TASK DESCRIPTION :: Count how many lines of the data include "label". The answer is that number and nothing else.

— START OF RECORDS FOR THE TASK —

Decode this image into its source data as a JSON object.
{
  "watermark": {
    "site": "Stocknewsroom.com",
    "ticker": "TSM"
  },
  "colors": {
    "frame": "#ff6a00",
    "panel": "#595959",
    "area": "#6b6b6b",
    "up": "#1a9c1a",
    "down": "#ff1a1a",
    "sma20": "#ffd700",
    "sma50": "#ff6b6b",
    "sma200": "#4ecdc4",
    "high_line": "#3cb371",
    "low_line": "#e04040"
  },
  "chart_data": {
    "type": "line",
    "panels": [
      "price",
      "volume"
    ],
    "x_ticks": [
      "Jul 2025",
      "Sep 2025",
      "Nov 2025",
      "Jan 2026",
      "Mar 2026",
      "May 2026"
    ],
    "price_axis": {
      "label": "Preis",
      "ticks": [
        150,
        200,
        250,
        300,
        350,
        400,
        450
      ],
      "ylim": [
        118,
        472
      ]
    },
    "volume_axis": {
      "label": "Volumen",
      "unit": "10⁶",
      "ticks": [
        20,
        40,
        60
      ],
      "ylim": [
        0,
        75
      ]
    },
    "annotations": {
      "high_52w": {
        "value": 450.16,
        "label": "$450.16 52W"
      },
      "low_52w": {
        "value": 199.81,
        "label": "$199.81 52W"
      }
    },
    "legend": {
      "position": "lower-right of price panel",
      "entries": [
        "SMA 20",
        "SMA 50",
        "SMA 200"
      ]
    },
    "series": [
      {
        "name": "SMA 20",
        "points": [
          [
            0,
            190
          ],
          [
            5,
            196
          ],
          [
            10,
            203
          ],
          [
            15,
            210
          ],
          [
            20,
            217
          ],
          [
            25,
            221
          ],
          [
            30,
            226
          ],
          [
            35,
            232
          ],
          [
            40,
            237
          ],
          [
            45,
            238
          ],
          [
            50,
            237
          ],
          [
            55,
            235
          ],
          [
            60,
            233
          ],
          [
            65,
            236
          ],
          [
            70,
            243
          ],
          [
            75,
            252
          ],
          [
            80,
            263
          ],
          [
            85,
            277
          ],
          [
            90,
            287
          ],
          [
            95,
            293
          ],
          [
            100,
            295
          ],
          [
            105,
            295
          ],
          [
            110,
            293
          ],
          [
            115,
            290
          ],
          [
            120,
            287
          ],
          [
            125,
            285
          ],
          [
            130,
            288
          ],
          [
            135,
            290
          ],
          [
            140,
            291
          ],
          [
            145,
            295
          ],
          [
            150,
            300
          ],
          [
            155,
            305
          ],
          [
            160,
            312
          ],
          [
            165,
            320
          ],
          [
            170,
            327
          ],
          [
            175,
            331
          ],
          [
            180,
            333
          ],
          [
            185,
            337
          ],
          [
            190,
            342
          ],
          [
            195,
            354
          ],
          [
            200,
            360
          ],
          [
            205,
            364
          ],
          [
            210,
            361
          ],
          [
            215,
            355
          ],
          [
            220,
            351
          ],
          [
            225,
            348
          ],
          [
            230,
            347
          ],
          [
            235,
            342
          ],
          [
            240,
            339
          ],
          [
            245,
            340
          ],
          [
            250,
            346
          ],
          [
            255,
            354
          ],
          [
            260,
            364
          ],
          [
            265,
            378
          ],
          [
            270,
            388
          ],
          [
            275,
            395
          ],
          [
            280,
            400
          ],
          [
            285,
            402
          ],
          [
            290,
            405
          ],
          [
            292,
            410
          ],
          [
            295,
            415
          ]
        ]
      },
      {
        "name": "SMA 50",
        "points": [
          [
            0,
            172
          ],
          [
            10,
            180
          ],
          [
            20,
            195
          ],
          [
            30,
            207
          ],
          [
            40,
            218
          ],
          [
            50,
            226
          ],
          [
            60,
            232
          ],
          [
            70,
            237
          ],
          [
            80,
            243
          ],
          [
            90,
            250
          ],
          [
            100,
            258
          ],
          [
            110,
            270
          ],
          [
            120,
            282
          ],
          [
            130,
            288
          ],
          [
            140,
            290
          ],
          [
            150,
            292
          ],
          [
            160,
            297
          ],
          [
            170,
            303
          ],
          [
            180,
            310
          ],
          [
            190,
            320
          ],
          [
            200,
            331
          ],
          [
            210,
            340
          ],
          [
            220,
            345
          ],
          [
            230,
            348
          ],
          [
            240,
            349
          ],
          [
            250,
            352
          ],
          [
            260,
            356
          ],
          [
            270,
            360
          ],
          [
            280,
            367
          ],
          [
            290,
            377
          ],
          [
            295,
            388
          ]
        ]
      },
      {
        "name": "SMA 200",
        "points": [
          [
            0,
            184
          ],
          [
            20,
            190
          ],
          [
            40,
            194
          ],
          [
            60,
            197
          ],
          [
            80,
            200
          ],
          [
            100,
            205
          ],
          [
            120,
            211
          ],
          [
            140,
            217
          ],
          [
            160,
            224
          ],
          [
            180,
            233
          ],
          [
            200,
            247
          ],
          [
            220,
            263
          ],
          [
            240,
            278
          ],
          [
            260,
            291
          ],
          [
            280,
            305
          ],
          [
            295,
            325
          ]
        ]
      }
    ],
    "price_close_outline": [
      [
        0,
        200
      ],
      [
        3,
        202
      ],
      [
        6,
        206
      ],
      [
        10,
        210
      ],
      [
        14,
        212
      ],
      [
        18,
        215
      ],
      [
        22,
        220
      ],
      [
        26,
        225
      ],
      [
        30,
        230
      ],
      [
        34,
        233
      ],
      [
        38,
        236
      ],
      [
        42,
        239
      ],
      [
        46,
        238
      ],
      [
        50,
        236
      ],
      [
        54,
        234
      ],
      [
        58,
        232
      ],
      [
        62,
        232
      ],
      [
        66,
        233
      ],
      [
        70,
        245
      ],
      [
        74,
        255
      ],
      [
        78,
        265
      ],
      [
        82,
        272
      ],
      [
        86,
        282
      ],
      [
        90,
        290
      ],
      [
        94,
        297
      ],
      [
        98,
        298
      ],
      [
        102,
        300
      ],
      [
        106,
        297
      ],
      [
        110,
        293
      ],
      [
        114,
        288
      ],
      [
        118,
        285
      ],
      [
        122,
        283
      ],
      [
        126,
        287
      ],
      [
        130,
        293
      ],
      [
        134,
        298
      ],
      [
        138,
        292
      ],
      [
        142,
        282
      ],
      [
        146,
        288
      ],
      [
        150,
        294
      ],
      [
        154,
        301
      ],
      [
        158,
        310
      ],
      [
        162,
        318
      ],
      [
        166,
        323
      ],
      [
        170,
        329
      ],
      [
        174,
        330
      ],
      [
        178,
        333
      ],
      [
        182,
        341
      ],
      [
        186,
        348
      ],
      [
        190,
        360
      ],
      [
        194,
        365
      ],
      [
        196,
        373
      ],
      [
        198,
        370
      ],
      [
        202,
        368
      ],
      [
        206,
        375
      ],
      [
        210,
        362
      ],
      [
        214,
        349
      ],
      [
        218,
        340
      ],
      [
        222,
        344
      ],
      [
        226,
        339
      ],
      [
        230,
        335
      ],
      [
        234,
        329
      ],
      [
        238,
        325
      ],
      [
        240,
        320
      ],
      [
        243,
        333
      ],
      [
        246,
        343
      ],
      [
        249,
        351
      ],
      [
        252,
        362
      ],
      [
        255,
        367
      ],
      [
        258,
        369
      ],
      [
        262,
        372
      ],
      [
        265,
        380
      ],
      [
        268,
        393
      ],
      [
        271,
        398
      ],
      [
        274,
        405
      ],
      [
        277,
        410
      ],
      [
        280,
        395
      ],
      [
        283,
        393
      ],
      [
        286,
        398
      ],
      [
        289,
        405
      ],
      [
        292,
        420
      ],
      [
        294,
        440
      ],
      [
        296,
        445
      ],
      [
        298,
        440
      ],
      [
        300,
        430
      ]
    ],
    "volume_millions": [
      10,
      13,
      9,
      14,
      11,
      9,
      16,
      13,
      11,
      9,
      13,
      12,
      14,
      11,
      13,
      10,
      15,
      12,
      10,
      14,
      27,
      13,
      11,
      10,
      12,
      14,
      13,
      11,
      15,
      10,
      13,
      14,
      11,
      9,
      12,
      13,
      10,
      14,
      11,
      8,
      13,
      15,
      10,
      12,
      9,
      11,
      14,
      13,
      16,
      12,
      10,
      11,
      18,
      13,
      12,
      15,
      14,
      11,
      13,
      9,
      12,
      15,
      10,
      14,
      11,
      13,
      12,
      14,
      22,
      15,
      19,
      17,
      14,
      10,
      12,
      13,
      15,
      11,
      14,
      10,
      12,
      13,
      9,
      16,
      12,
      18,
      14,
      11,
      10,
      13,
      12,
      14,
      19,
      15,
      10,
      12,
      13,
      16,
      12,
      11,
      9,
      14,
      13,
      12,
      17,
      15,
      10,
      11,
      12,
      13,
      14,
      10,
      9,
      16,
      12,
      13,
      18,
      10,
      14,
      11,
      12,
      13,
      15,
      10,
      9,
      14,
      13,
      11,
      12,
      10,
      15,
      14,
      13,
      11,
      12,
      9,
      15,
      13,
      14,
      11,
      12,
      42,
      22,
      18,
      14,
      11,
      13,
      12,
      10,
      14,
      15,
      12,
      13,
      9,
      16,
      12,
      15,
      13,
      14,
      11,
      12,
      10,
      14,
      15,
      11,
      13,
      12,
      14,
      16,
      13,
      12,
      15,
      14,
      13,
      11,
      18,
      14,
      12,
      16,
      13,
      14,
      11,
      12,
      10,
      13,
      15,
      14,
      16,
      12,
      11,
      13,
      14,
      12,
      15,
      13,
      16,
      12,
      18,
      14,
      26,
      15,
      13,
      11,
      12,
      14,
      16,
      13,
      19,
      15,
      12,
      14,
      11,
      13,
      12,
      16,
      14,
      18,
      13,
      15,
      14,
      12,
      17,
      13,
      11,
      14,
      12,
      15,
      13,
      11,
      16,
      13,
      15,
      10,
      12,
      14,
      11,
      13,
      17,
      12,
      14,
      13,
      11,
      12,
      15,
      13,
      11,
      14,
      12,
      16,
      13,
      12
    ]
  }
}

— END OF RECORDS FOR THE TASK —

SOLUTION :: 4